● WHAT NEEDS TO BE DONE: Your task is to print every entry below exactly as given.

● ROWS:

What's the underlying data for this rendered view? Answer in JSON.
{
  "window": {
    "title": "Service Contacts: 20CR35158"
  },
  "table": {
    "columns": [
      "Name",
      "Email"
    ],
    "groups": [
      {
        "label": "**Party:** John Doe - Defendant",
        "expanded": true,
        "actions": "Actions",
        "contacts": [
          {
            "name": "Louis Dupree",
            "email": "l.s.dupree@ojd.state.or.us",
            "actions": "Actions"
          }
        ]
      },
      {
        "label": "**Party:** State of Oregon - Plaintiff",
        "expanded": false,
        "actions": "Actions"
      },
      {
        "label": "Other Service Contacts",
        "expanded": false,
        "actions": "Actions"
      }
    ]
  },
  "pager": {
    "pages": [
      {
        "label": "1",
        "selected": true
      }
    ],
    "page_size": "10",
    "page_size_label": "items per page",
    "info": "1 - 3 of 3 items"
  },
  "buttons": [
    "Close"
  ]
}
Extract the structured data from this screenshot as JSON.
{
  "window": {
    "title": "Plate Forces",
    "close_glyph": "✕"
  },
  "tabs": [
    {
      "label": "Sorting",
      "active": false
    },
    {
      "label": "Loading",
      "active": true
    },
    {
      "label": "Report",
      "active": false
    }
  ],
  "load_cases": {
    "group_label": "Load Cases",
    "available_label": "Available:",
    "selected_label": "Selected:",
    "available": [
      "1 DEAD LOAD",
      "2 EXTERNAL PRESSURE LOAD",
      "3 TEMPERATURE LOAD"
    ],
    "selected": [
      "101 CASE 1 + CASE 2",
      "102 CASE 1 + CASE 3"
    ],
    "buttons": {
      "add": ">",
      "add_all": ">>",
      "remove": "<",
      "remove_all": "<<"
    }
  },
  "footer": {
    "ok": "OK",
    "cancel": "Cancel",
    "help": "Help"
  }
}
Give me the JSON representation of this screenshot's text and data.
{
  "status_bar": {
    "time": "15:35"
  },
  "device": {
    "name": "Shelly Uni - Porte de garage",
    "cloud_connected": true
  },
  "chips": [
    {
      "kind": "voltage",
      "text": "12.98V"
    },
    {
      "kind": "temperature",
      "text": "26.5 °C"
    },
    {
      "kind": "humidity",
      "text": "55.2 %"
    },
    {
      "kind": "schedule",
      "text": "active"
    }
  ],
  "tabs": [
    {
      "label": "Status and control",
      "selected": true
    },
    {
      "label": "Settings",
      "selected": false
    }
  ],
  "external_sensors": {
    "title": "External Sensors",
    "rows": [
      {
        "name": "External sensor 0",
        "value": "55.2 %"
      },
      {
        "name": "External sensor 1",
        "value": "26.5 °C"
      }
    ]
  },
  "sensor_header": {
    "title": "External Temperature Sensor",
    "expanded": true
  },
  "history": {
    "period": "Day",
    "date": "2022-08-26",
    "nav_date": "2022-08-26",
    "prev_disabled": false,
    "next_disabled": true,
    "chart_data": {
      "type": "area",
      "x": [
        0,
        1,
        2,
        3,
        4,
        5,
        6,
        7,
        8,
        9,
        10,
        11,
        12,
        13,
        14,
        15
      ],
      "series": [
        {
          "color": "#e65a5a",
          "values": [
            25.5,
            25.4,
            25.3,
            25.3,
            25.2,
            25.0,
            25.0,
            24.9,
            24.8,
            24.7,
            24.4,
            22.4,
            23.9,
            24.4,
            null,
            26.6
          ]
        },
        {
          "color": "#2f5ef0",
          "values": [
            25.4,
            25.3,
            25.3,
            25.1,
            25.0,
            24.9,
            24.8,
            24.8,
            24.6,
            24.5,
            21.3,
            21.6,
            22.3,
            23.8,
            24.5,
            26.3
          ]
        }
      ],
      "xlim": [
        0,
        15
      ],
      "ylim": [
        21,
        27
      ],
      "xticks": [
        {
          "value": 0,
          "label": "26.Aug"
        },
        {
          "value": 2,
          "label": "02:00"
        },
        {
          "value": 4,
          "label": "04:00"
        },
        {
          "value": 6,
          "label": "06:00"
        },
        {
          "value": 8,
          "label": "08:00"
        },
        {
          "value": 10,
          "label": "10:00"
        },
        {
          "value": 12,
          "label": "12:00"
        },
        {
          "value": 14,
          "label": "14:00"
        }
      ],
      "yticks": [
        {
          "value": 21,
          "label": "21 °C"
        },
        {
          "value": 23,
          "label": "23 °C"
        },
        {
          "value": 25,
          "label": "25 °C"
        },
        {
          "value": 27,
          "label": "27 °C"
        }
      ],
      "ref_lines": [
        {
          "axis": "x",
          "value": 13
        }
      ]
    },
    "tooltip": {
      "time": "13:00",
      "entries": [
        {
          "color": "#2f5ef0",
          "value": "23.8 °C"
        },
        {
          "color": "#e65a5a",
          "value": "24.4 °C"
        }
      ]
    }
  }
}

● WORKED ANSWER:
What's the underlying data for this rendered view? Answer in JSON.
{
  "window": {
    "title": "Service Contacts: 20CR35158"
  },
  "table": {
    "columns": [
      "Name",
      "Email"
    ],
    "groups": [
      {
        "label": "**Party:** John Doe - Defendant",
        "expanded": true,
        "actions": "Actions",
        "contacts": [
          {
            "name": "Louis Dupree",
            "email": "l.s.dupree@ojd.state.or.us",
            "actions": "Actions"
          }
        ]
      },
      {
        "label": "**Party:** State of Oregon - Plaintiff",
        "expanded": false,
        "actions": "Actions"
      },
      {
        "label": "Other Service Contacts",
        "expanded": false,
        "actions": "Actions"
      }
    ]
  },
  "pager": {
    "pages": [
      {
        "label": "1",
        "selected": true
      }
    ],
    "page_size": "10",
    "page_size_label": "items per page",
    "info": "1 - 3 of 3 items"
  },
  "buttons": [
    "Close"
  ]
}
Extract the structured data from this screenshot as JSON.
{
  "window": {
    "title": "Plate Forces",
    "close_glyph": "✕"
  },
  "tabs": [
    {
      "label": "Sorting",
      "active": false
    },
    {
      "label": "Loading",
      "active": true
    },
    {
      "label": "Report",
      "active": false
    }
  ],
  "load_cases": {
    "group_label": "Load Cases",
    "available_label": "Available:",
    "selected_label": "Selected:",
    "available": [
      "1 DEAD LOAD",
      "2 EXTERNAL PRESSURE LOAD",
      "3 TEMPERATURE LOAD"
    ],
    "selected": [
      "101 CASE 1 + CASE 2",
      "102 CASE 1 + CASE 3"
    ],
    "buttons": {
      "add": ">",
      "add_all": ">>",
      "remove": "<",
      "remove_all": "<<"
    }
  },
  "footer": {
    "ok": "OK",
    "cancel": "Cancel",
    "help": "Help"
  }
}
Give me the JSON representation of this screenshot's text and data.
{
  "status_bar": {
    "time": "15:35"
  },
  "device": {
    "name": "Shelly Uni - Porte de garage",
    "cloud_connected": true
  },
  "chips": [
    {
      "kind": "voltage",
      "text": "12.98V"
    },
    {
      "kind": "temperature",
      "text": "26.5 °C"
    },
    {
      "kind": "humidity",
      "text": "55.2 %"
    },
    {
      "kind": "schedule",
      "text": "active"
    }
  ],
  "tabs": [
    {
      "label": "Status and control",
      "selected": true
    },
    {
      "label": "Settings",
      "selected": false
    }
  ],
  "external_sensors": {
    "title": "External Sensors",
    "rows": [
      {
        "name": "External sensor 0",
        "value": "55.2 %"
      },
      {
        "name": "External sensor 1",
        "value": "26.5 °C"
      }
    ]
  },
  "sensor_header": {
    "title": "External Temperature Sensor",
    "expanded": true
  },
  "history": {
    "period": "Day",
    "date": "2022-08-26",
    "nav_date": "2022-08-26",
    "prev_disabled": false,
    "next_disabled": true,
    "chart_data": {
      "type": "area",
      "x": [
        0,
        1,
        2,
        3,
        4,
        5,
        6,
        7,
        8,
        9,
        10,
        11,
        12,
        13,
        14,
        15
      ],
      "series": [
        {
          "color": "#e65a5a",
          "values": [
            25.5,
            25.4,
            25.3,
            25.3,
            25.2,
            25.0,
            25.0,
            24.9,
            24.8,
            24.7,
            24.4,
            22.4,
            23.9,
            24.4,
            null,
            26.6
          ]
        },
        {
          "color": "#2f5ef0",
          "values": [
            25.4,
            25.3,
            25.3,
            25.1,
            25.0,
            24.9,
            24.8,
            24.8,
            24.6,
            24.5,
            21.3,
            21.6,
            22.3,
            23.8,
            24.5,
            26.3
          ]
        }
      ],
      "xlim": [
        0,
        15
      ],
      "ylim": [
        21,
        27
      ],
      "xticks": [
        {
          "value": 0,
          "label": "26.Aug"
        },
        {
          "value": 2,
          "label": "02:00"
        },
        {
          "value": 4,
          "label": "04:00"
        },
        {
          "value": 6,
          "label": "06:00"
        },
        {
          "value": 8,
          "label": "08:00"
        },
        {
          "value": 10,
          "label": "10:00"
        },
        {
          "value": 12,
          "label": "12:00"
        },
        {
          "value": 14,
          "label": "14:00"
        }
      ],
      "yticks": [
        {
          "value": 21,
          "label": "21 °C"
        },
        {
          "value": 23,
          "label": "23 °C"
        },
        {
          "value": 25,
          "label": "25 °C"
        },
        {
          "value": 27,
          "label": "27 °C"
        }
      ],
      "ref_lines": [
        {
          "axis": "x",
          "value": 13
        }
      ]
    },
    "tooltip": {
      "time": "13:00",
      "entries": [
        {
          "color": "#2f5ef0",
          "value": "23.8 °C"
        },
        {
          "color": "#e65a5a",
          "value": "24.4 °C"
        }
      ]
    }
  }
}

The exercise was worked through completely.